Data supplied:

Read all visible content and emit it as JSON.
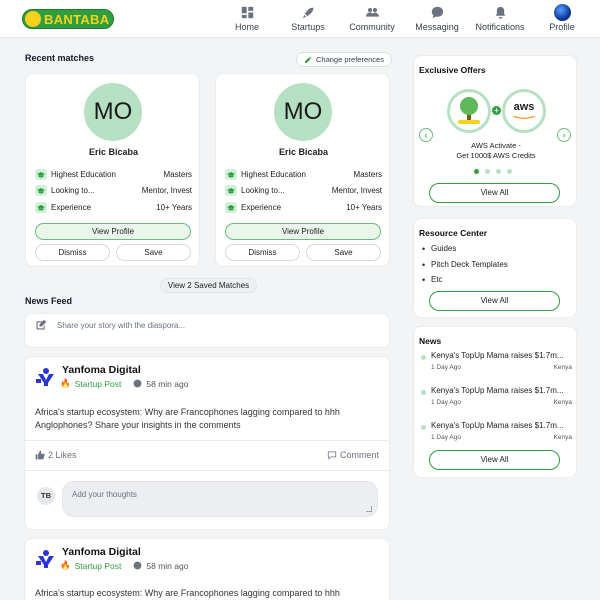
{
  "brand": {
    "name": "BANTABA",
    "primary": "#2e9e3e",
    "accent": "#f7d11e",
    "soft": "#b5e0c2"
  },
  "nav": [
    {
      "label": "Home",
      "icon": "home-icon"
    },
    {
      "label": "Startups",
      "icon": "rocket-icon"
    },
    {
      "label": "Community",
      "icon": "community-icon"
    },
    {
      "label": "Messaging",
      "icon": "chat-icon"
    },
    {
      "label": "Notifications",
      "icon": "bell-icon"
    },
    {
      "label": "Profile",
      "icon": "avatar"
    }
  ],
  "recent_matches": {
    "title": "Recent matches",
    "change_prefs": "Change preferences",
    "cards": [
      {
        "initials": "MO",
        "name": "Eric Bicaba",
        "attrs": [
          {
            "label": "Highest Education",
            "value": "Masters"
          },
          {
            "label": "Looking to...",
            "value": "Mentor, Invest"
          },
          {
            "label": "Experience",
            "value": "10+ Years"
          }
        ],
        "view": "View Profile",
        "dismiss": "Dismiss",
        "save": "Save"
      },
      {
        "initials": "MO",
        "name": "Eric Bicaba",
        "attrs": [
          {
            "label": "Highest Education",
            "value": "Masters"
          },
          {
            "label": "Looking to...",
            "value": "Mentor, Invest"
          },
          {
            "label": "Experience",
            "value": "10+ Years"
          }
        ],
        "view": "View Profile",
        "dismiss": "Dismiss",
        "save": "Save"
      }
    ],
    "saved_btn": "View 2 Saved Matches"
  },
  "news_feed": {
    "title": "News Feed",
    "share_placeholder": "Share your story with the diaspora...",
    "posts": [
      {
        "author": "Yanfoma Digital",
        "tag": "Startup Post",
        "time": "58 min ago",
        "body": "Africa's startup ecosystem: Why are Francophones lagging compared to hhh Anglophones? Share your insights in the comments",
        "likes": "2 Likes",
        "comment": "Comment",
        "user_initials": "TB",
        "thought_placeholder": "Add your thoughts"
      },
      {
        "author": "Yanfoma Digital",
        "tag": "Startup Post",
        "time": "58 min ago",
        "body": "Africa's startup ecosystem: Why are Francophones lagging compared to hhh"
      }
    ]
  },
  "offers": {
    "title": "Exclusive Offers",
    "aws_label": "aws",
    "line1": "AWS Activate -",
    "line2": "Get 1000$ AWS Credits",
    "view_all": "View All"
  },
  "resources": {
    "title": "Resource Center",
    "items": [
      "Guides",
      "Pitch Deck Templates",
      "Etc"
    ],
    "view_all": "View All"
  },
  "news": {
    "title": "News",
    "items": [
      {
        "headline": "Kenya's TopUp Mama raises $1.7m...",
        "age": "1 Day Ago",
        "country": "Kenya"
      },
      {
        "headline": "Kenya's TopUp Mama raises $1.7m...",
        "age": "1 Day Ago",
        "country": "Kenya"
      },
      {
        "headline": "Kenya's TopUp Mama raises $1.7m...",
        "age": "1 Day Ago",
        "country": "Kenya"
      }
    ],
    "view_all": "View All"
  }
}
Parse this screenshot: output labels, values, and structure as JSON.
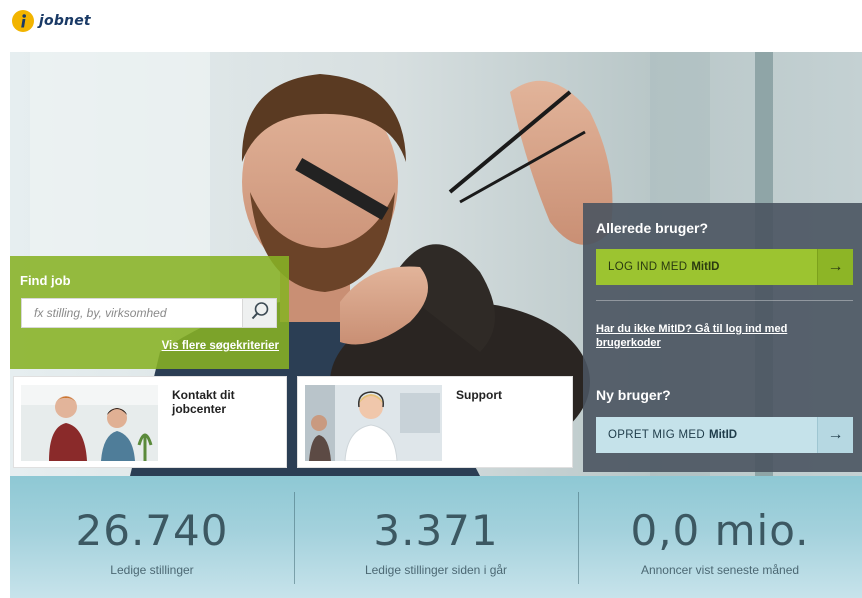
{
  "header": {
    "logo_text": "jobnet"
  },
  "find_job": {
    "title": "Find job",
    "search_placeholder": "fx stilling, by, virksomhed",
    "more_criteria_link": "Vis flere søgekriterier"
  },
  "cards": [
    {
      "title": "Kontakt dit jobcenter"
    },
    {
      "title": "Support"
    }
  ],
  "login": {
    "title": "Allerede bruger?",
    "login_button_label": "LOG IND MED",
    "mitid": "MitID",
    "alt_login_link": "Har du ikke MitID? Gå til log ind med brugerkoder"
  },
  "new_user": {
    "title": "Ny bruger?",
    "create_button_label": "OPRET MIG MED",
    "mitid": "MitID"
  },
  "stats": [
    {
      "value": "26.740",
      "label": "Ledige stillinger"
    },
    {
      "value": "3.371",
      "label": "Ledige stillinger siden i går"
    },
    {
      "value": "0,0 mio.",
      "label": "Annoncer vist seneste måned"
    }
  ],
  "icons": {
    "search": "search-icon",
    "arrow": "arrow-right-icon",
    "logo": "jobnet-logo-icon"
  },
  "colors": {
    "find_job_green": "#88b224",
    "login_button_green": "#9cc430",
    "create_button_blue": "#c5e2ea",
    "panel_dark": "#4a5460",
    "stats_band": "#a3d1dc",
    "logo_yellow": "#f2b400",
    "logo_navy": "#1a3a66"
  }
}
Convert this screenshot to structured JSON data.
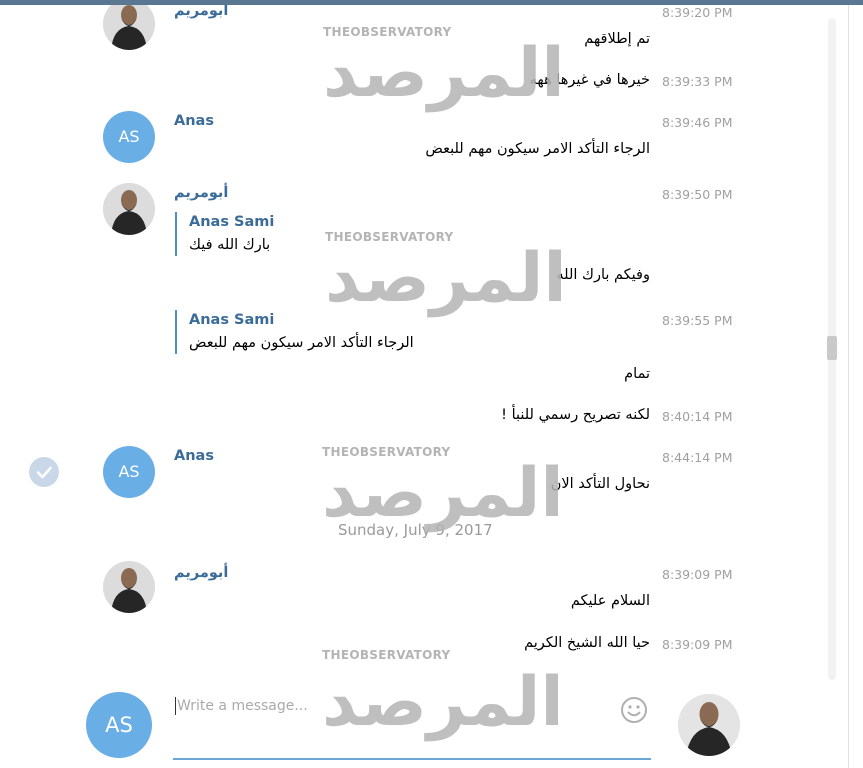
{
  "messages": [
    {
      "sender": "أبومريم",
      "time": "8:39:20 PM",
      "text": "تم إطلاقهم"
    },
    {
      "time": "8:39:33 PM",
      "text": "خيرها في غيرها ههه"
    },
    {
      "sender": "Anas",
      "avatar_initials": "AS",
      "time": "8:39:46 PM",
      "text": "الرجاء التأكد الامر سيكون مهم للبعض"
    },
    {
      "sender": "أبومريم",
      "time": "8:39:50 PM",
      "reply_name": "Anas Sami",
      "reply_text": "بارك الله فيك",
      "text": "وفيكم بارك الله"
    },
    {
      "time": "8:39:55 PM",
      "reply_name": "Anas Sami",
      "reply_text": "الرجاء التأكد الامر سيكون مهم للبعض",
      "text": "تمام"
    },
    {
      "time": "8:40:14 PM",
      "text": "لكنه تصريح رسمي للنبأ !"
    },
    {
      "sender": "Anas",
      "avatar_initials": "AS",
      "time": "8:44:14 PM",
      "text": "نحاول التأكد الان"
    },
    {
      "sender": "أبومريم",
      "time": "8:39:09 PM",
      "text": "السلام عليكم"
    },
    {
      "time": "8:39:09 PM",
      "text": "حيا الله الشيخ الكريم"
    }
  ],
  "date_separator": "Sunday, July 9, 2017",
  "composer": {
    "avatar_initials": "AS",
    "placeholder": "Write a message..."
  },
  "watermark": {
    "label": "THEOBSERVATORY",
    "arabic": "المرصد"
  },
  "colors": {
    "accent": "#6aaee6",
    "sender_name": "#3b6c99",
    "topbar": "#5a7791"
  }
}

Set task: For the entries shown above, give the number of lines that include the word "MitID", without any other text.

Task solution: 3